Dataset items:
## start

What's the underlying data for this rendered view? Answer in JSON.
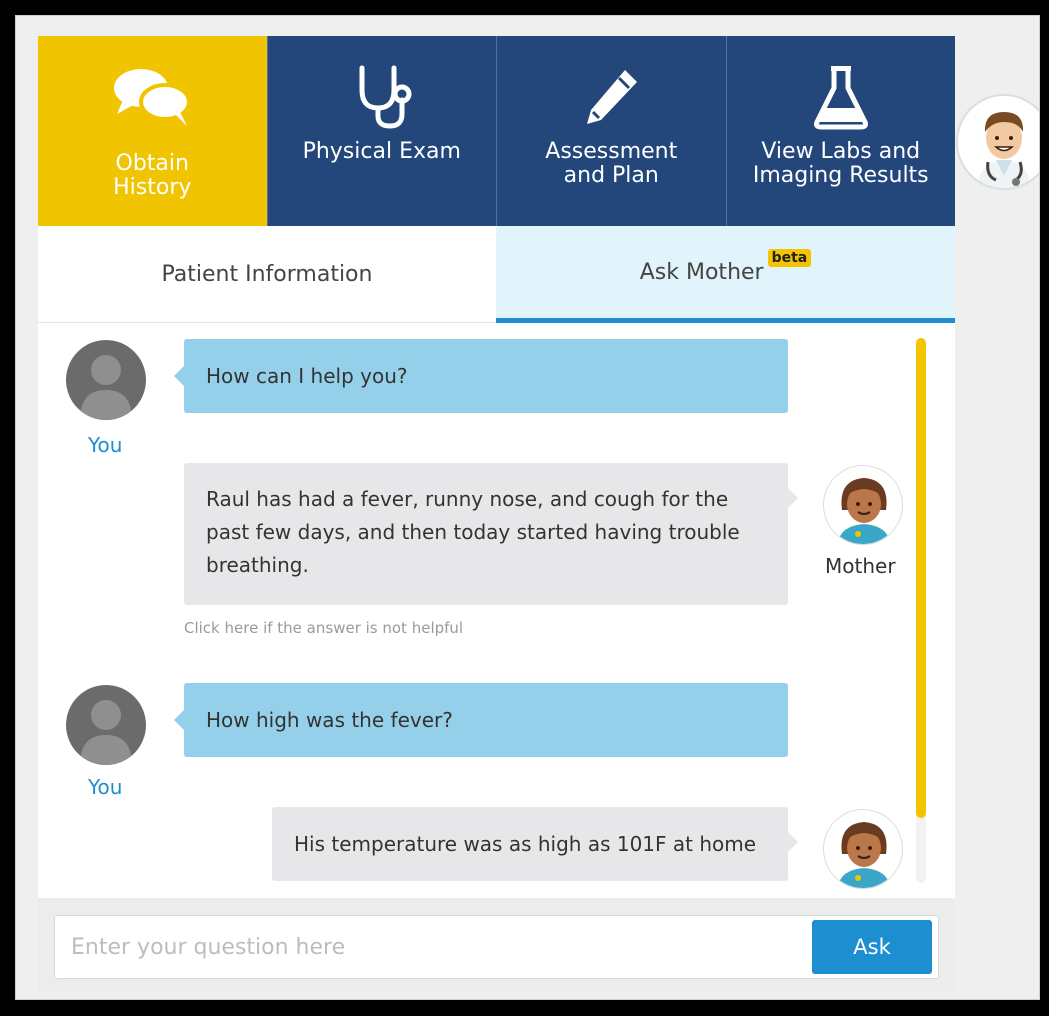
{
  "top_tabs": [
    {
      "label": "Obtain\nHistory",
      "icon": "speech-bubbles-icon",
      "active": true
    },
    {
      "label": "Physical Exam",
      "icon": "stethoscope-icon",
      "active": false
    },
    {
      "label": "Assessment\nand Plan",
      "icon": "pencil-icon",
      "active": false
    },
    {
      "label": "View Labs and\nImaging Results",
      "icon": "flask-icon",
      "active": false
    }
  ],
  "sub_tabs": {
    "patient_info": "Patient Information",
    "ask_mother": "Ask Mother",
    "beta": "beta"
  },
  "chat": {
    "you_label": "You",
    "mother_label": "Mother",
    "messages": [
      {
        "from": "You",
        "text": "How can I help you?"
      },
      {
        "from": "Mother",
        "text": "Raul has had a fever, runny nose, and cough for the past few days, and then today started having trouble breathing."
      },
      {
        "from": "You",
        "text": "How high was the fever?"
      },
      {
        "from": "Mother",
        "text": "His temperature was as high as 101F at home"
      }
    ],
    "not_helpful": "Click here if the answer is not helpful"
  },
  "input": {
    "placeholder": "Enter your question here",
    "value": "",
    "ask_label": "Ask"
  },
  "colors": {
    "nav_blue": "#23467b",
    "active_yellow": "#f0c400",
    "question_bubble": "#94d0ea",
    "answer_bubble": "#e7e7ea",
    "accent_blue": "#1d8fd1"
  }
}
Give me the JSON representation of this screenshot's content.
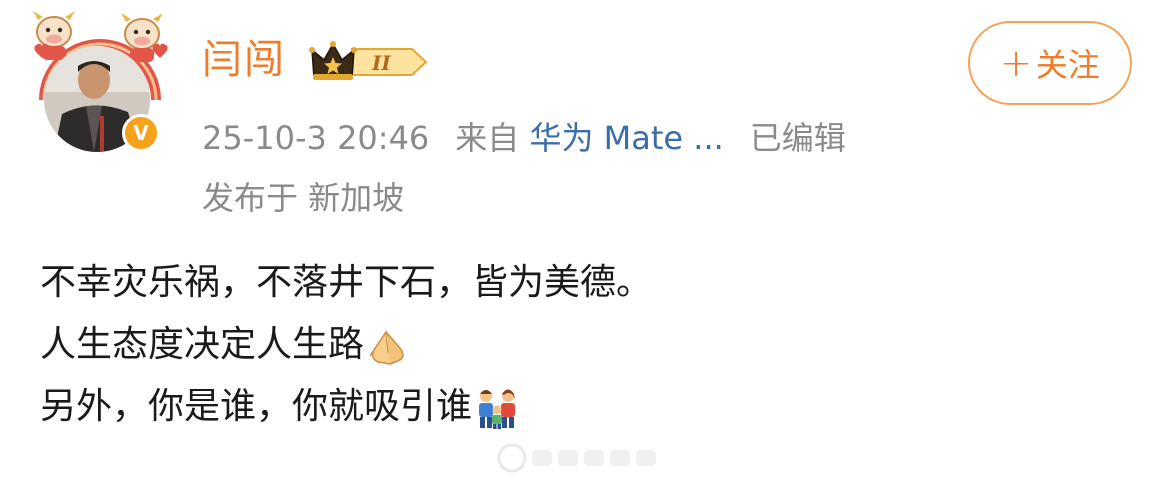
{
  "post": {
    "username": "闫闯",
    "follow_label": "关注",
    "follow_icon": "plus-icon",
    "timestamp": "25-10-3 20:46",
    "source_prefix": "来自",
    "source_device": "华为 Mate ...",
    "edited_label": "已编辑",
    "location": "发布于 新加坡",
    "body_lines": [
      "不幸灾乐祸，不落井下石，皆为美德。",
      "人生态度决定人生路",
      "另外，你是谁，你就吸引谁"
    ],
    "line2_emoji": "pray-hands-emoji",
    "line3_emoji": "family-emoji"
  },
  "badges": {
    "vip_level": "II",
    "verified_mark": "V"
  },
  "colors": {
    "accent": "#f07c2a",
    "follow_border": "#f5a35a",
    "meta_gray": "#8a8a8a",
    "link_blue": "#3b6ea8",
    "text": "#1a1a1a"
  }
}
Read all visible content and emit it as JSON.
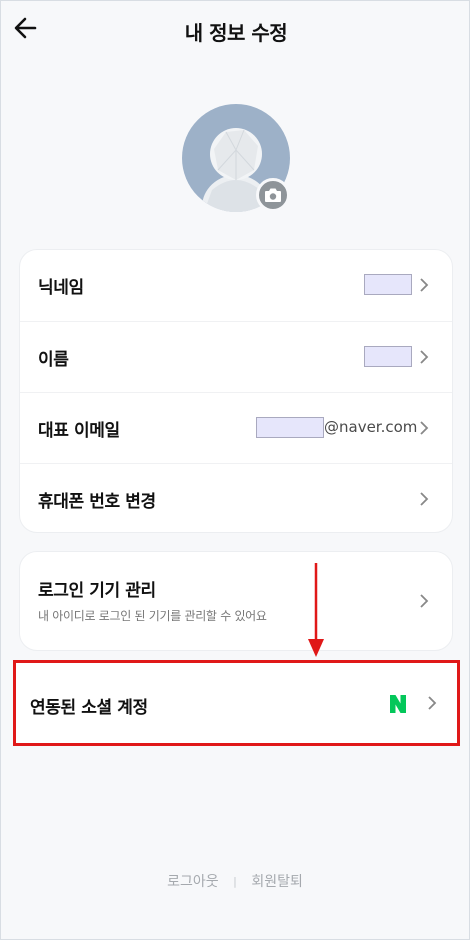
{
  "header": {
    "title": "내 정보 수정"
  },
  "profile_rows": [
    {
      "label": "닉네임"
    },
    {
      "label": "이름"
    },
    {
      "label": "대표 이메일",
      "email_domain": "@naver.com"
    },
    {
      "label": "휴대폰 번호 변경"
    }
  ],
  "device": {
    "label": "로그인 기기 관리",
    "description": "내 아이디로 로그인 된 기기를 관리할 수 있어요"
  },
  "social": {
    "label": "연동된 소셜 계정",
    "provider_icon": "naver-n-icon",
    "provider_color": "#03c75a"
  },
  "footer": {
    "logout": "로그아웃",
    "separator": "|",
    "withdraw": "회원탈퇴"
  },
  "colors": {
    "highlight": "#e01818",
    "mask_fill": "#e6e6fb"
  }
}
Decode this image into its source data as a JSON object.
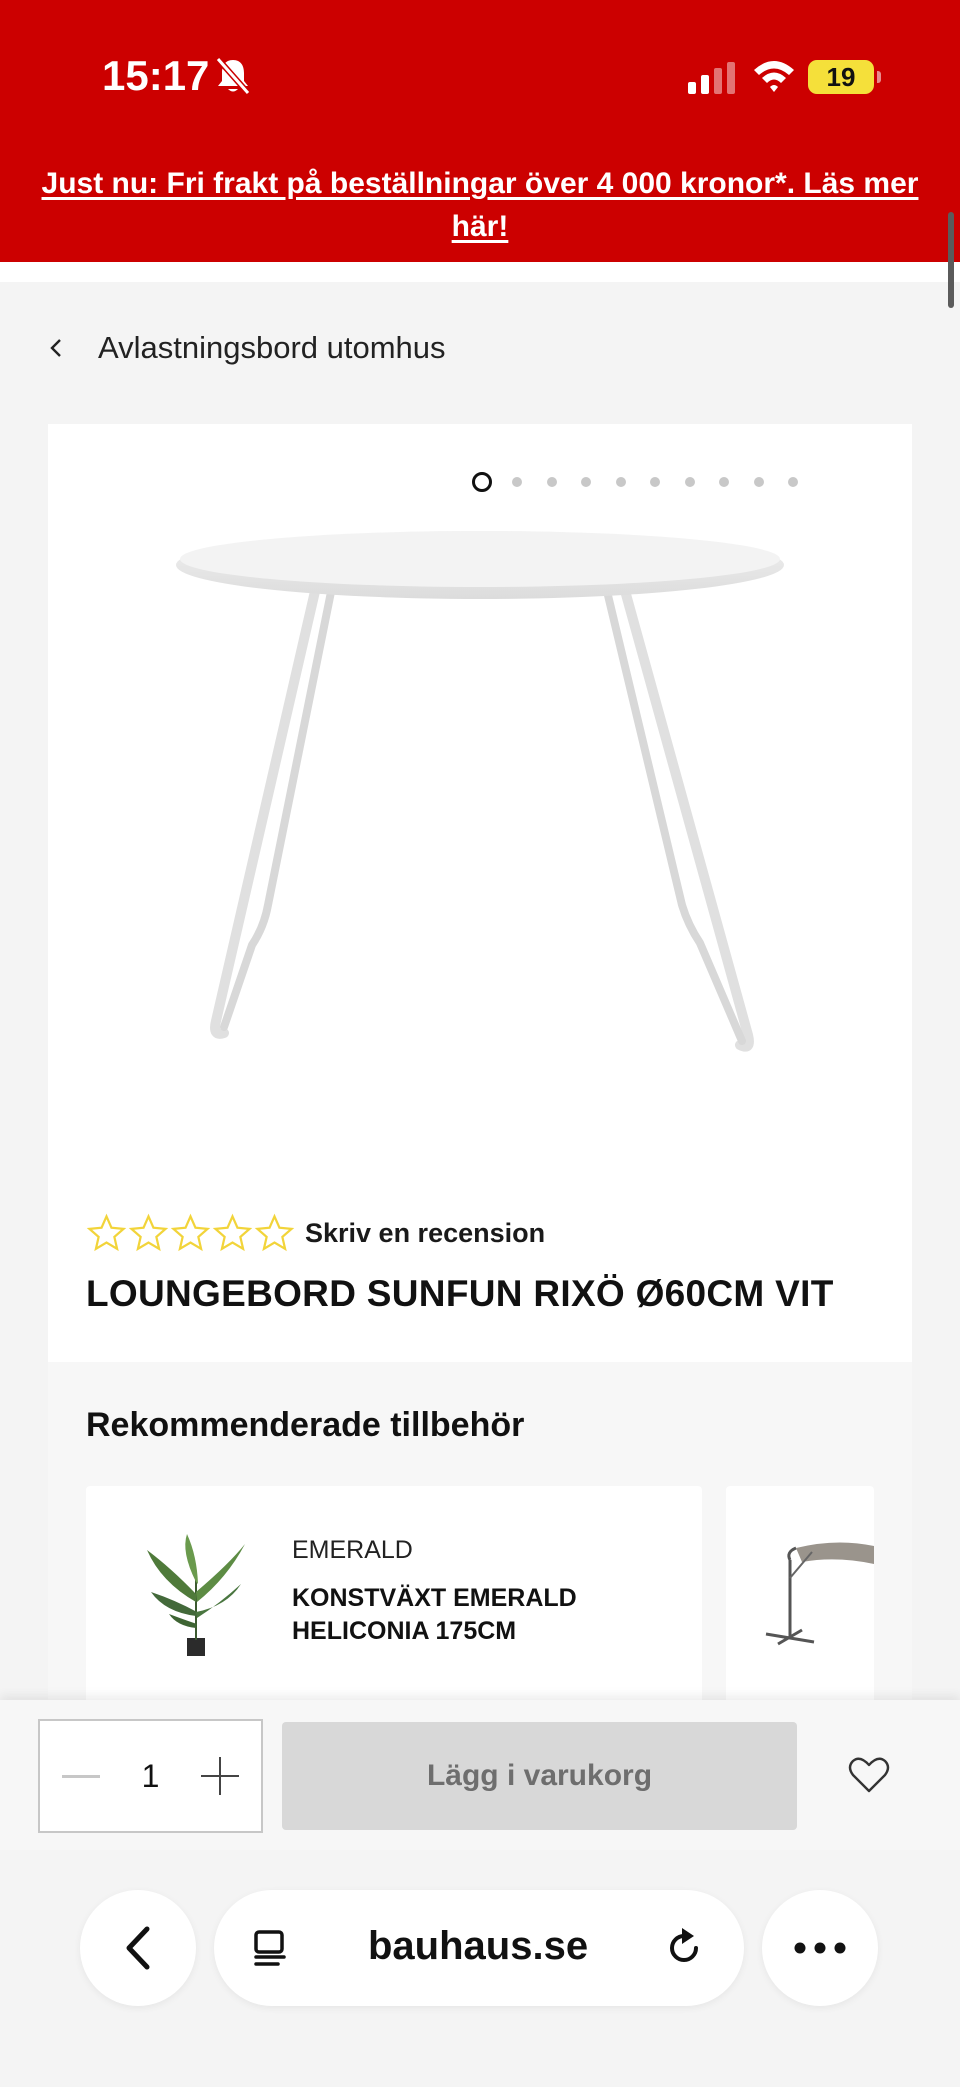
{
  "status_bar": {
    "time": "15:17",
    "battery": "19"
  },
  "promo": {
    "text": "Just nu: Fri frakt på beställningar över 4 000 kronor*. Läs mer här!"
  },
  "breadcrumb": {
    "label": "Avlastningsbord utomhus"
  },
  "gallery": {
    "dot_count": 10,
    "active_index": 0
  },
  "product": {
    "rating": 0,
    "max_rating": 5,
    "review_link": "Skriv en recension",
    "title": "LOUNGEBORD SUNFUN RIXÖ Ø60CM VIT"
  },
  "recommended": {
    "title": "Rekommenderade tillbehör",
    "items": [
      {
        "brand": "EMERALD",
        "name": "KONSTVÄXT EMERALD HELICONIA 175CM",
        "icon": "plant-image"
      },
      {
        "brand": "",
        "name": "",
        "icon": "umbrella-image"
      }
    ]
  },
  "cart": {
    "quantity": "1",
    "add_label": "Lägg i varukorg"
  },
  "browser": {
    "url": "bauhaus.se"
  },
  "colors": {
    "brand_red": "#cc0000",
    "star_yellow": "#f2d43a",
    "button_disabled": "#d8d8d8"
  }
}
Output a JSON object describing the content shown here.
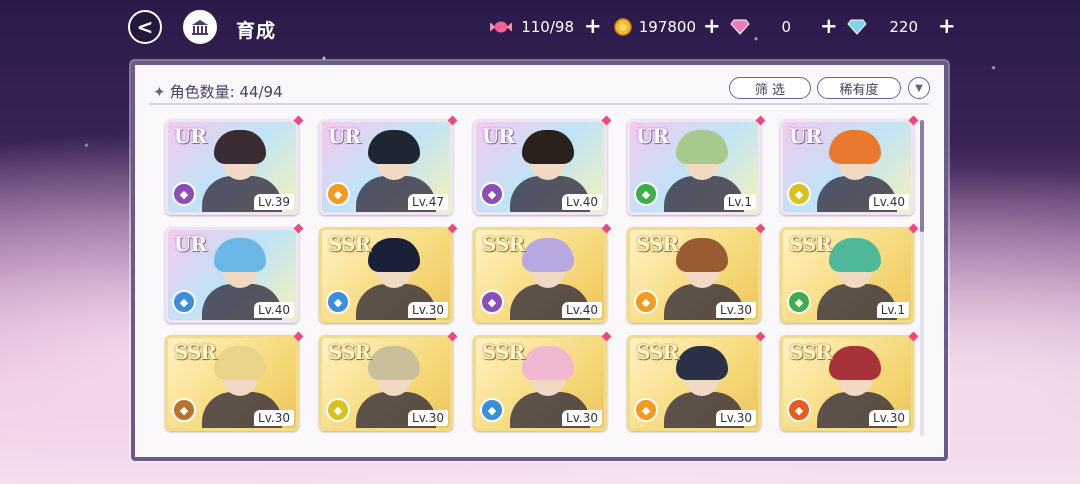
{
  "header": {
    "title": "育成",
    "back_label": "<",
    "home_icon": "building-icon"
  },
  "resources": [
    {
      "icon": "candy-icon",
      "value": "110/98"
    },
    {
      "icon": "gold-coin-icon",
      "value": "197800"
    },
    {
      "icon": "pink-diamond-icon",
      "value": "0"
    },
    {
      "icon": "blue-diamond-icon",
      "value": "220"
    }
  ],
  "panel": {
    "count_label": "角色数量: 44/94",
    "filter_label": "筛 选",
    "rarity_sort_label": "稀有度",
    "sort_toggle_icon": "chevron-down-icon"
  },
  "cards": [
    {
      "rarity": "UR",
      "level": "Lv.39",
      "element_color": "#8a4fb8",
      "hair": "#3a2a32"
    },
    {
      "rarity": "UR",
      "level": "Lv.47",
      "element_color": "#f39a1f",
      "hair": "#1f2633"
    },
    {
      "rarity": "UR",
      "level": "Lv.40",
      "element_color": "#8a4fb8",
      "hair": "#2a201c"
    },
    {
      "rarity": "UR",
      "level": "Lv.1",
      "element_color": "#3fae4a",
      "hair": "#a8c98c"
    },
    {
      "rarity": "UR",
      "level": "Lv.40",
      "element_color": "#d9c21f",
      "hair": "#e8792e"
    },
    {
      "rarity": "UR",
      "level": "Lv.40",
      "element_color": "#3a8fd8",
      "hair": "#6ab6e6"
    },
    {
      "rarity": "SSR",
      "level": "Lv.30",
      "element_color": "#3a8fd8",
      "hair": "#1a1f3a"
    },
    {
      "rarity": "SSR",
      "level": "Lv.40",
      "element_color": "#8a4fb8",
      "hair": "#b8a8e0"
    },
    {
      "rarity": "SSR",
      "level": "Lv.30",
      "element_color": "#f39a1f",
      "hair": "#9a5a32"
    },
    {
      "rarity": "SSR",
      "level": "Lv.1",
      "element_color": "#3fae4a",
      "hair": "#4fb89a"
    },
    {
      "rarity": "SSR",
      "level": "Lv.30",
      "element_color": "#b8742a",
      "hair": "#e9d48a"
    },
    {
      "rarity": "SSR",
      "level": "Lv.30",
      "element_color": "#d9c21f",
      "hair": "#c9c09a"
    },
    {
      "rarity": "SSR",
      "level": "Lv.30",
      "element_color": "#3a8fd8",
      "hair": "#f0b8d0"
    },
    {
      "rarity": "SSR",
      "level": "Lv.30",
      "element_color": "#f39a1f",
      "hair": "#2a3048"
    },
    {
      "rarity": "SSR",
      "level": "Lv.30",
      "element_color": "#e85a1f",
      "hair": "#a8323a"
    }
  ]
}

## end

→ **Given exercise**:
Scan the entries above. Copy each line that has the string "value".

→ **Worked solution**:
    "value": "",
      "value": "110/98"
      "value": "197800"
      "value": "0"
      "value": "220"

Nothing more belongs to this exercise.